### WRITTEN INSTRUCTION
Copy out the entries below precisely; nothing is to be omitted.
--- start of DATASET ENTRIES ---
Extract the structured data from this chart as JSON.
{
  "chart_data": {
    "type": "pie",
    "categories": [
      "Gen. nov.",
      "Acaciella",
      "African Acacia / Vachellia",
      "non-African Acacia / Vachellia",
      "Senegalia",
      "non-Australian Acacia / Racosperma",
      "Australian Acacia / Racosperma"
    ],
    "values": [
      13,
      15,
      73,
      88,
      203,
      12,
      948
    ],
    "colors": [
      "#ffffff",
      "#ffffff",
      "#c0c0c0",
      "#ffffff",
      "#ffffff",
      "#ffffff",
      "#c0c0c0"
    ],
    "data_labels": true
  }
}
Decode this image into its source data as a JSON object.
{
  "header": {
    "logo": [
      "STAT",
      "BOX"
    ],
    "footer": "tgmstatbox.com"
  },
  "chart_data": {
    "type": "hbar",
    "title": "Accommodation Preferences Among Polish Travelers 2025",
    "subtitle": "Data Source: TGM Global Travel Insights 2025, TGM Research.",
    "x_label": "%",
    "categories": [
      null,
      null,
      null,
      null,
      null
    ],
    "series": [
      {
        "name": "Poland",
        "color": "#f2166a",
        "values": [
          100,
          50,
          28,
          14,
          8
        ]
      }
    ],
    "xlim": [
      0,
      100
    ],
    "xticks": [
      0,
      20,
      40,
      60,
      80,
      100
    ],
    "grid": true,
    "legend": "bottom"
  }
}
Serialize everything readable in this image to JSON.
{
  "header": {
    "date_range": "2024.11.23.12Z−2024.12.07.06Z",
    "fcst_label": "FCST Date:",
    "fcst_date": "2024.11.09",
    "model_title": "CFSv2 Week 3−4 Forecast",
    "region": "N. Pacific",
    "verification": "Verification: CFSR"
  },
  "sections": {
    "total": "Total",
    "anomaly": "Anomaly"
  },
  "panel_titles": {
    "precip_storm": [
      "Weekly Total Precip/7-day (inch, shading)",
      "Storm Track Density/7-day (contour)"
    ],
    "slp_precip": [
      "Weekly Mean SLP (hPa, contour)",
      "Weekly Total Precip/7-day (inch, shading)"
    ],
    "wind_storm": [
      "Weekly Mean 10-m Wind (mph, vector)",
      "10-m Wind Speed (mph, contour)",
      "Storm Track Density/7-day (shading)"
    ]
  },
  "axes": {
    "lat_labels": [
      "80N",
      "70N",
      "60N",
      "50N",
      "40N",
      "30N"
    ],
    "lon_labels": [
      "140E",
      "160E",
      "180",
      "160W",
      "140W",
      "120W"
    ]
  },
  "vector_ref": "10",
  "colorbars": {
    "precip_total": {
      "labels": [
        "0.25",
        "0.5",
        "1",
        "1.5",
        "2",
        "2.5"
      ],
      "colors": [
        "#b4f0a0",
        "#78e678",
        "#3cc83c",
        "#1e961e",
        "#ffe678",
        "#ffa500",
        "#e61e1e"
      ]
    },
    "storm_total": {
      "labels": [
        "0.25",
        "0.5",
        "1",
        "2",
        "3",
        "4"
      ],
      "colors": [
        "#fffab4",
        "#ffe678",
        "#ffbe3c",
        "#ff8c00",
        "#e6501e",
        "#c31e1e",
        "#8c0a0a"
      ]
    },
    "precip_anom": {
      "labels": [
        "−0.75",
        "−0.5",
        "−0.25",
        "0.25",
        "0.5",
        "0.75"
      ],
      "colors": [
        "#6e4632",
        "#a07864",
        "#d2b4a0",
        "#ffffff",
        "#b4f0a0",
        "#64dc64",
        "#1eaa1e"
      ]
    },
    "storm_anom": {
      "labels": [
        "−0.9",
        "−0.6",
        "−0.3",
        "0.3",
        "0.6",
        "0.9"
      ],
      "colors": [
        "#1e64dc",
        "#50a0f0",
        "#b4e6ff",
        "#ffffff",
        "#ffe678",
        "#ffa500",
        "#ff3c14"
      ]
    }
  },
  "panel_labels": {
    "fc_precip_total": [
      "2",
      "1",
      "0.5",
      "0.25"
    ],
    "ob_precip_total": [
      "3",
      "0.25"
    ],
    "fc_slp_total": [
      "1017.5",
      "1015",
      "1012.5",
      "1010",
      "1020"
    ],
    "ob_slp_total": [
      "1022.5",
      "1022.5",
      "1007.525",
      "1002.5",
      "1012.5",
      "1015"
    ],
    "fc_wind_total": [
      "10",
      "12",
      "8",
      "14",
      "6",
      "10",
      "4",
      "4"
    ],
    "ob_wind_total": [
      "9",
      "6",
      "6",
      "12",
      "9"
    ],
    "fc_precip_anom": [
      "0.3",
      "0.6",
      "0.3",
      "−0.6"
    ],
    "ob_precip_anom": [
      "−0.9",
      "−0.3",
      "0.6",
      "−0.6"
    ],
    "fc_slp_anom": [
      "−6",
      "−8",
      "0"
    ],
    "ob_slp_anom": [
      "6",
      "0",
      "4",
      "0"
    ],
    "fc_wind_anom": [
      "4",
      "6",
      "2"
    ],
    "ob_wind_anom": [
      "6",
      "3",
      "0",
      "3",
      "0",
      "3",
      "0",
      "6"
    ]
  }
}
--- end of DATASET ENTRIES ---
### RESULT OF THE TASK
Extract the structured data from this chart as JSON.
{
  "chart_data": {
    "type": "pie",
    "categories": [
      "Gen. nov.",
      "Acaciella",
      "African Acacia / Vachellia",
      "non-African Acacia / Vachellia",
      "Senegalia",
      "non-Australian Acacia / Racosperma",
      "Australian Acacia / Racosperma"
    ],
    "values": [
      13,
      15,
      73,
      88,
      203,
      12,
      948
    ],
    "colors": [
      "#ffffff",
      "#ffffff",
      "#c0c0c0",
      "#ffffff",
      "#ffffff",
      "#ffffff",
      "#c0c0c0"
    ],
    "data_labels": true
  }
}
Decode this image into its source data as a JSON object.
{
  "header": {
    "logo": [
      "STAT",
      "BOX"
    ],
    "footer": "tgmstatbox.com"
  },
  "chart_data": {
    "type": "hbar",
    "title": "Accommodation Preferences Among Polish Travelers 2025",
    "subtitle": "Data Source: TGM Global Travel Insights 2025, TGM Research.",
    "x_label": "%",
    "categories": [
      null,
      null,
      null,
      null,
      null
    ],
    "series": [
      {
        "name": "Poland",
        "color": "#f2166a",
        "values": [
          100,
          50,
          28,
          14,
          8
        ]
      }
    ],
    "xlim": [
      0,
      100
    ],
    "xticks": [
      0,
      20,
      40,
      60,
      80,
      100
    ],
    "grid": true,
    "legend": "bottom"
  }
}
Serialize everything readable in this image to JSON.
{
  "header": {
    "date_range": "2024.11.23.12Z−2024.12.07.06Z",
    "fcst_label": "FCST Date:",
    "fcst_date": "2024.11.09",
    "model_title": "CFSv2 Week 3−4 Forecast",
    "region": "N. Pacific",
    "verification": "Verification: CFSR"
  },
  "sections": {
    "total": "Total",
    "anomaly": "Anomaly"
  },
  "panel_titles": {
    "precip_storm": [
      "Weekly Total Precip/7-day (inch, shading)",
      "Storm Track Density/7-day (contour)"
    ],
    "slp_precip": [
      "Weekly Mean SLP (hPa, contour)",
      "Weekly Total Precip/7-day (inch, shading)"
    ],
    "wind_storm": [
      "Weekly Mean 10-m Wind (mph, vector)",
      "10-m Wind Speed (mph, contour)",
      "Storm Track Density/7-day (shading)"
    ]
  },
  "axes": {
    "lat_labels": [
      "80N",
      "70N",
      "60N",
      "50N",
      "40N",
      "30N"
    ],
    "lon_labels": [
      "140E",
      "160E",
      "180",
      "160W",
      "140W",
      "120W"
    ]
  },
  "vector_ref": "10",
  "colorbars": {
    "precip_total": {
      "labels": [
        "0.25",
        "0.5",
        "1",
        "1.5",
        "2",
        "2.5"
      ],
      "colors": [
        "#b4f0a0",
        "#78e678",
        "#3cc83c",
        "#1e961e",
        "#ffe678",
        "#ffa500",
        "#e61e1e"
      ]
    },
    "storm_total": {
      "labels": [
        "0.25",
        "0.5",
        "1",
        "2",
        "3",
        "4"
      ],
      "colors": [
        "#fffab4",
        "#ffe678",
        "#ffbe3c",
        "#ff8c00",
        "#e6501e",
        "#c31e1e",
        "#8c0a0a"
      ]
    },
    "precip_anom": {
      "labels": [
        "−0.75",
        "−0.5",
        "−0.25",
        "0.25",
        "0.5",
        "0.75"
      ],
      "colors": [
        "#6e4632",
        "#a07864",
        "#d2b4a0",
        "#ffffff",
        "#b4f0a0",
        "#64dc64",
        "#1eaa1e"
      ]
    },
    "storm_anom": {
      "labels": [
        "−0.9",
        "−0.6",
        "−0.3",
        "0.3",
        "0.6",
        "0.9"
      ],
      "colors": [
        "#1e64dc",
        "#50a0f0",
        "#b4e6ff",
        "#ffffff",
        "#ffe678",
        "#ffa500",
        "#ff3c14"
      ]
    }
  },
  "panel_labels": {
    "fc_precip_total": [
      "2",
      "1",
      "0.5",
      "0.25"
    ],
    "ob_precip_total": [
      "3",
      "0.25"
    ],
    "fc_slp_total": [
      "1017.5",
      "1015",
      "1012.5",
      "1010",
      "1020"
    ],
    "ob_slp_total": [
      "1022.5",
      "1022.5",
      "1007.525",
      "1002.5",
      "1012.5",
      "1015"
    ],
    "fc_wind_total": [
      "10",
      "12",
      "8",
      "14",
      "6",
      "10",
      "4",
      "4"
    ],
    "ob_wind_total": [
      "9",
      "6",
      "6",
      "12",
      "9"
    ],
    "fc_precip_anom": [
      "0.3",
      "0.6",
      "0.3",
      "−0.6"
    ],
    "ob_precip_anom": [
      "−0.9",
      "−0.3",
      "0.6",
      "−0.6"
    ],
    "fc_slp_anom": [
      "−6",
      "−8",
      "0"
    ],
    "ob_slp_anom": [
      "6",
      "0",
      "4",
      "0"
    ],
    "fc_wind_anom": [
      "4",
      "6",
      "2"
    ],
    "ob_wind_anom": [
      "6",
      "3",
      "0",
      "3",
      "0",
      "3",
      "0",
      "6"
    ]
  }
}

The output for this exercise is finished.